Exercise prompt » In full and without alteration, give the listing again.

Start of Entries

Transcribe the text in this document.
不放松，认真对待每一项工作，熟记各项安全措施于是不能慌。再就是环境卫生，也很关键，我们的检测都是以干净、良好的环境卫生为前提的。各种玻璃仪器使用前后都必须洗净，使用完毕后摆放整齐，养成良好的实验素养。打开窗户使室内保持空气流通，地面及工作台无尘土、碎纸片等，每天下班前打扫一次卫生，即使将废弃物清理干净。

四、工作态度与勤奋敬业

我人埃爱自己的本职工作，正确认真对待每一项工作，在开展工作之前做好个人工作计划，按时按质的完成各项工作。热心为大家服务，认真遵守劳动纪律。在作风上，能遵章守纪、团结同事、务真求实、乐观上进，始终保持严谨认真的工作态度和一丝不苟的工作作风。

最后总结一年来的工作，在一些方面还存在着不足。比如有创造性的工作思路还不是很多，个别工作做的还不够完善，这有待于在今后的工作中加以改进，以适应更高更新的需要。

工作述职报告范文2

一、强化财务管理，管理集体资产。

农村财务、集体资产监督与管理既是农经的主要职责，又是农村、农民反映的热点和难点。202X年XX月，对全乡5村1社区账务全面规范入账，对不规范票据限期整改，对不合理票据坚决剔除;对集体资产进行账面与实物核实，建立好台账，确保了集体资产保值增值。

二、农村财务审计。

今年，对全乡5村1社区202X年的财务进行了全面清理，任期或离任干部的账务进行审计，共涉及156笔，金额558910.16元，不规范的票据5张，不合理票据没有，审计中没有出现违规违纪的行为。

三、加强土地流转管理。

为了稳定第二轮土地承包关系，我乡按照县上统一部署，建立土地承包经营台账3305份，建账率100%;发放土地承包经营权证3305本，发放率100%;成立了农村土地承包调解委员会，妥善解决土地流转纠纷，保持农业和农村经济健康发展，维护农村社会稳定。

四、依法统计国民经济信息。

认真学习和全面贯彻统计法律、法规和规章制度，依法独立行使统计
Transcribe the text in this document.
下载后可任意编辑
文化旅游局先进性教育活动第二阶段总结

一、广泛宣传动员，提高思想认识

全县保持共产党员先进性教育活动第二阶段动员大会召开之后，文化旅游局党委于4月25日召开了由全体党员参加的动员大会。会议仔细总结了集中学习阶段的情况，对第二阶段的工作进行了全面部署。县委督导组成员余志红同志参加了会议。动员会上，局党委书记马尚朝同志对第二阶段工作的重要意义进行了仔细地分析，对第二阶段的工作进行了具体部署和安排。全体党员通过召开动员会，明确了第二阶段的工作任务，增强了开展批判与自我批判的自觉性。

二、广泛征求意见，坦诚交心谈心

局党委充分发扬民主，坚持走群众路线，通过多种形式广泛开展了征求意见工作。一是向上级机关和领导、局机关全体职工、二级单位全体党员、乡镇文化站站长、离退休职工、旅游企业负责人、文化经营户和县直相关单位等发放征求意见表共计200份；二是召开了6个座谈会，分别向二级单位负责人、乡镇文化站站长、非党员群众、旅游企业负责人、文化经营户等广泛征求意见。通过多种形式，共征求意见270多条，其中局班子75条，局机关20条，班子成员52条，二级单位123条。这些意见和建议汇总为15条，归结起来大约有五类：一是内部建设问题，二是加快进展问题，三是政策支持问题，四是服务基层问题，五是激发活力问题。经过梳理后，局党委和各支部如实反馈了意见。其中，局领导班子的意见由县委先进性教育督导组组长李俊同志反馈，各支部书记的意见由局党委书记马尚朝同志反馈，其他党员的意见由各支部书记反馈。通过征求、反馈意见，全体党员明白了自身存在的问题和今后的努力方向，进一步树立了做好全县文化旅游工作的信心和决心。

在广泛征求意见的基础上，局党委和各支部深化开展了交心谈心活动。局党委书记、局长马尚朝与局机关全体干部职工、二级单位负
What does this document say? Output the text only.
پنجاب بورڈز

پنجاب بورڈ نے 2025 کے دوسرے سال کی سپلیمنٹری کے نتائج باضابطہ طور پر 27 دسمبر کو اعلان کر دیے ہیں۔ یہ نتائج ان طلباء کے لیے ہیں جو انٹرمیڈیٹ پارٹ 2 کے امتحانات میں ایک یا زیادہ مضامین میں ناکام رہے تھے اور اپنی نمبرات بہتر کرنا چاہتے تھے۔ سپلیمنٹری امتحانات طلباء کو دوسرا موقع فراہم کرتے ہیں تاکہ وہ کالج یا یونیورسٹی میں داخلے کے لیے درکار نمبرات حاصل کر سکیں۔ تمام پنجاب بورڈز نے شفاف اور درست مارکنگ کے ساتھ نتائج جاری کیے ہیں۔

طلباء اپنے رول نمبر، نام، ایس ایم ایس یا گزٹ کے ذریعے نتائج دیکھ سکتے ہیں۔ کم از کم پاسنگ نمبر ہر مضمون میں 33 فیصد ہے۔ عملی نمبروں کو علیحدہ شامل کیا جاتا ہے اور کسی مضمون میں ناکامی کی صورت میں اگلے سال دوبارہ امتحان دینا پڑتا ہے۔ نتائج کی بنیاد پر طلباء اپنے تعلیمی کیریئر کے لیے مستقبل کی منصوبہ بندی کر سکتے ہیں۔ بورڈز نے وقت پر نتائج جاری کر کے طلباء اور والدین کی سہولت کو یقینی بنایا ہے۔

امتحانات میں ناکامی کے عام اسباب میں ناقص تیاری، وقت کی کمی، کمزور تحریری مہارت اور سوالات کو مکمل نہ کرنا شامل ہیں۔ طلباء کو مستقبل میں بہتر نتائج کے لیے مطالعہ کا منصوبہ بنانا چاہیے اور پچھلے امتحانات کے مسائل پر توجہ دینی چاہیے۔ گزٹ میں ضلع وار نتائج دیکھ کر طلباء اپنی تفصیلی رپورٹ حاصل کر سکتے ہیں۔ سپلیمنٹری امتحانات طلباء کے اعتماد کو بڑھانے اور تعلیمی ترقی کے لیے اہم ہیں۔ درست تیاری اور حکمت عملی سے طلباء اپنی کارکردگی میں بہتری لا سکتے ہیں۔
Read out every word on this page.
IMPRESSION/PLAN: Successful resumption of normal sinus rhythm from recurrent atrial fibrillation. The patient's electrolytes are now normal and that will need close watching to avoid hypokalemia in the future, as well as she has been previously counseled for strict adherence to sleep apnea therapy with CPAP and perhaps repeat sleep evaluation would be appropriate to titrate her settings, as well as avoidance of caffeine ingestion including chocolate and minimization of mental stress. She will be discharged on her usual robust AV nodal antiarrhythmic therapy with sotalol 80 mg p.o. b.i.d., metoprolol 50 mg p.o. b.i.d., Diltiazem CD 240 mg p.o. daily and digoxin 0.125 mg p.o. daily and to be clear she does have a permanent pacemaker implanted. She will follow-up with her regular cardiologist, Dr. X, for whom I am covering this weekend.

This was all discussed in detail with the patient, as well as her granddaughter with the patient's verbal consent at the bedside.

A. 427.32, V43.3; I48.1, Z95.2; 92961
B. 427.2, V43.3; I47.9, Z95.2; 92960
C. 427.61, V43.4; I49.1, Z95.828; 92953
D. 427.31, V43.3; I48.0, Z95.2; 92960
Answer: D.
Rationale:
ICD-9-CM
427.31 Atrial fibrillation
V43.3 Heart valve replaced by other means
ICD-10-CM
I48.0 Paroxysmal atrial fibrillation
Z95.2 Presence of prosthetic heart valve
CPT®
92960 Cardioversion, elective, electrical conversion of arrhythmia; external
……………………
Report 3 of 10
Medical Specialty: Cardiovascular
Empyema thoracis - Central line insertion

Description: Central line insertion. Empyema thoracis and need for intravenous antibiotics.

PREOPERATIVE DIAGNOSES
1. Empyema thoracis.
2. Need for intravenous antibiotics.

End of Entries

The solution »
Transcribe the text in this document.
不放松，认真对待每一项工作，熟记各项安全措施于是不能慌。再就是环境卫生，也很关键，我们的检测都是以干净、良好的环境卫生为前提的。各种玻璃仪器使用前后都必须洗净，使用完毕后摆放整齐，养成良好的实验素养。打开窗户使室内保持空气流通，地面及工作台无尘土、碎纸片等，每天下班前打扫一次卫生，即使将废弃物清理干净。

四、工作态度与勤奋敬业

我人埃爱自己的本职工作，正确认真对待每一项工作，在开展工作之前做好个人工作计划，按时按质的完成各项工作。热心为大家服务，认真遵守劳动纪律。在作风上，能遵章守纪、团结同事、务真求实、乐观上进，始终保持严谨认真的工作态度和一丝不苟的工作作风。

最后总结一年来的工作，在一些方面还存在着不足。比如有创造性的工作思路还不是很多，个别工作做的还不够完善，这有待于在今后的工作中加以改进，以适应更高更新的需要。

工作述职报告范文2

一、强化财务管理，管理集体资产。

农村财务、集体资产监督与管理既是农经的主要职责，又是农村、农民反映的热点和难点。202X年XX月，对全乡5村1社区账务全面规范入账，对不规范票据限期整改，对不合理票据坚决剔除;对集体资产进行账面与实物核实，建立好台账，确保了集体资产保值增值。

二、农村财务审计。

今年，对全乡5村1社区202X年的财务进行了全面清理，任期或离任干部的账务进行审计，共涉及156笔，金额558910.16元，不规范的票据5张，不合理票据没有，审计中没有出现违规违纪的行为。

三、加强土地流转管理。

为了稳定第二轮土地承包关系，我乡按照县上统一部署，建立土地承包经营台账3305份，建账率100%;发放土地承包经营权证3305本，发放率100%;成立了农村土地承包调解委员会，妥善解决土地流转纠纷，保持农业和农村经济健康发展，维护农村社会稳定。

四、依法统计国民经济信息。

认真学习和全面贯彻统计法律、法规和规章制度，依法独立行使统计
Transcribe the text in this document.
下载后可任意编辑
文化旅游局先进性教育活动第二阶段总结

一、广泛宣传动员，提高思想认识

全县保持共产党员先进性教育活动第二阶段动员大会召开之后，文化旅游局党委于4月25日召开了由全体党员参加的动员大会。会议仔细总结了集中学习阶段的情况，对第二阶段的工作进行了全面部署。县委督导组成员余志红同志参加了会议。动员会上，局党委书记马尚朝同志对第二阶段工作的重要意义进行了仔细地分析，对第二阶段的工作进行了具体部署和安排。全体党员通过召开动员会，明确了第二阶段的工作任务，增强了开展批判与自我批判的自觉性。

二、广泛征求意见，坦诚交心谈心

局党委充分发扬民主，坚持走群众路线，通过多种形式广泛开展了征求意见工作。一是向上级机关和领导、局机关全体职工、二级单位全体党员、乡镇文化站站长、离退休职工、旅游企业负责人、文化经营户和县直相关单位等发放征求意见表共计200份；二是召开了6个座谈会，分别向二级单位负责人、乡镇文化站站长、非党员群众、旅游企业负责人、文化经营户等广泛征求意见。通过多种形式，共征求意见270多条，其中局班子75条，局机关20条，班子成员52条，二级单位123条。这些意见和建议汇总为15条，归结起来大约有五类：一是内部建设问题，二是加快进展问题，三是政策支持问题，四是服务基层问题，五是激发活力问题。经过梳理后，局党委和各支部如实反馈了意见。其中，局领导班子的意见由县委先进性教育督导组组长李俊同志反馈，各支部书记的意见由局党委书记马尚朝同志反馈，其他党员的意见由各支部书记反馈。通过征求、反馈意见，全体党员明白了自身存在的问题和今后的努力方向，进一步树立了做好全县文化旅游工作的信心和决心。

在广泛征求意见的基础上，局党委和各支部深化开展了交心谈心活动。局党委书记、局长马尚朝与局机关全体干部职工、二级单位负
What does this document say? Output the text only.
پنجاب بورڈز

پنجاب بورڈ نے 2025 کے دوسرے سال کی سپلیمنٹری کے نتائج باضابطہ طور پر 27 دسمبر کو اعلان کر دیے ہیں۔ یہ نتائج ان طلباء کے لیے ہیں جو انٹرمیڈیٹ پارٹ 2 کے امتحانات میں ایک یا زیادہ مضامین میں ناکام رہے تھے اور اپنی نمبرات بہتر کرنا چاہتے تھے۔ سپلیمنٹری امتحانات طلباء کو دوسرا موقع فراہم کرتے ہیں تاکہ وہ کالج یا یونیورسٹی میں داخلے کے لیے درکار نمبرات حاصل کر سکیں۔ تمام پنجاب بورڈز نے شفاف اور درست مارکنگ کے ساتھ نتائج جاری کیے ہیں۔

طلباء اپنے رول نمبر، نام، ایس ایم ایس یا گزٹ کے ذریعے نتائج دیکھ سکتے ہیں۔ کم از کم پاسنگ نمبر ہر مضمون میں 33 فیصد ہے۔ عملی نمبروں کو علیحدہ شامل کیا جاتا ہے اور کسی مضمون میں ناکامی کی صورت میں اگلے سال دوبارہ امتحان دینا پڑتا ہے۔ نتائج کی بنیاد پر طلباء اپنے تعلیمی کیریئر کے لیے مستقبل کی منصوبہ بندی کر سکتے ہیں۔ بورڈز نے وقت پر نتائج جاری کر کے طلباء اور والدین کی سہولت کو یقینی بنایا ہے۔

امتحانات میں ناکامی کے عام اسباب میں ناقص تیاری، وقت کی کمی، کمزور تحریری مہارت اور سوالات کو مکمل نہ کرنا شامل ہیں۔ طلباء کو مستقبل میں بہتر نتائج کے لیے مطالعہ کا منصوبہ بنانا چاہیے اور پچھلے امتحانات کے مسائل پر توجہ دینی چاہیے۔ گزٹ میں ضلع وار نتائج دیکھ کر طلباء اپنی تفصیلی رپورٹ حاصل کر سکتے ہیں۔ سپلیمنٹری امتحانات طلباء کے اعتماد کو بڑھانے اور تعلیمی ترقی کے لیے اہم ہیں۔ درست تیاری اور حکمت عملی سے طلباء اپنی کارکردگی میں بہتری لا سکتے ہیں۔
Read out every word on this page.
IMPRESSION/PLAN: Successful resumption of normal sinus rhythm from recurrent atrial fibrillation. The patient's electrolytes are now normal and that will need close watching to avoid hypokalemia in the future, as well as she has been previously counseled for strict adherence to sleep apnea therapy with CPAP and perhaps repeat sleep evaluation would be appropriate to titrate her settings, as well as avoidance of caffeine ingestion including chocolate and minimization of mental stress. She will be discharged on her usual robust AV nodal antiarrhythmic therapy with sotalol 80 mg p.o. b.i.d., metoprolol 50 mg p.o. b.i.d., Diltiazem CD 240 mg p.o. daily and digoxin 0.125 mg p.o. daily and to be clear she does have a permanent pacemaker implanted. She will follow-up with her regular cardiologist, Dr. X, for whom I am covering this weekend.

This was all discussed in detail with the patient, as well as her granddaughter with the patient's verbal consent at the bedside.

A. 427.32, V43.3; I48.1, Z95.2; 92961
B. 427.2, V43.3; I47.9, Z95.2; 92960
C. 427.61, V43.4; I49.1, Z95.828; 92953
D. 427.31, V43.3; I48.0, Z95.2; 92960
Answer: D.
Rationale:
ICD-9-CM
427.31 Atrial fibrillation
V43.3 Heart valve replaced by other means
ICD-10-CM
I48.0 Paroxysmal atrial fibrillation
Z95.2 Presence of prosthetic heart valve
CPT®
92960 Cardioversion, elective, electrical conversion of arrhythmia; external
……………………
Report 3 of 10
Medical Specialty: Cardiovascular
Empyema thoracis - Central line insertion

Description: Central line insertion. Empyema thoracis and need for intravenous antibiotics.

PREOPERATIVE DIAGNOSES
1. Empyema thoracis.
2. Need for intravenous antibiotics.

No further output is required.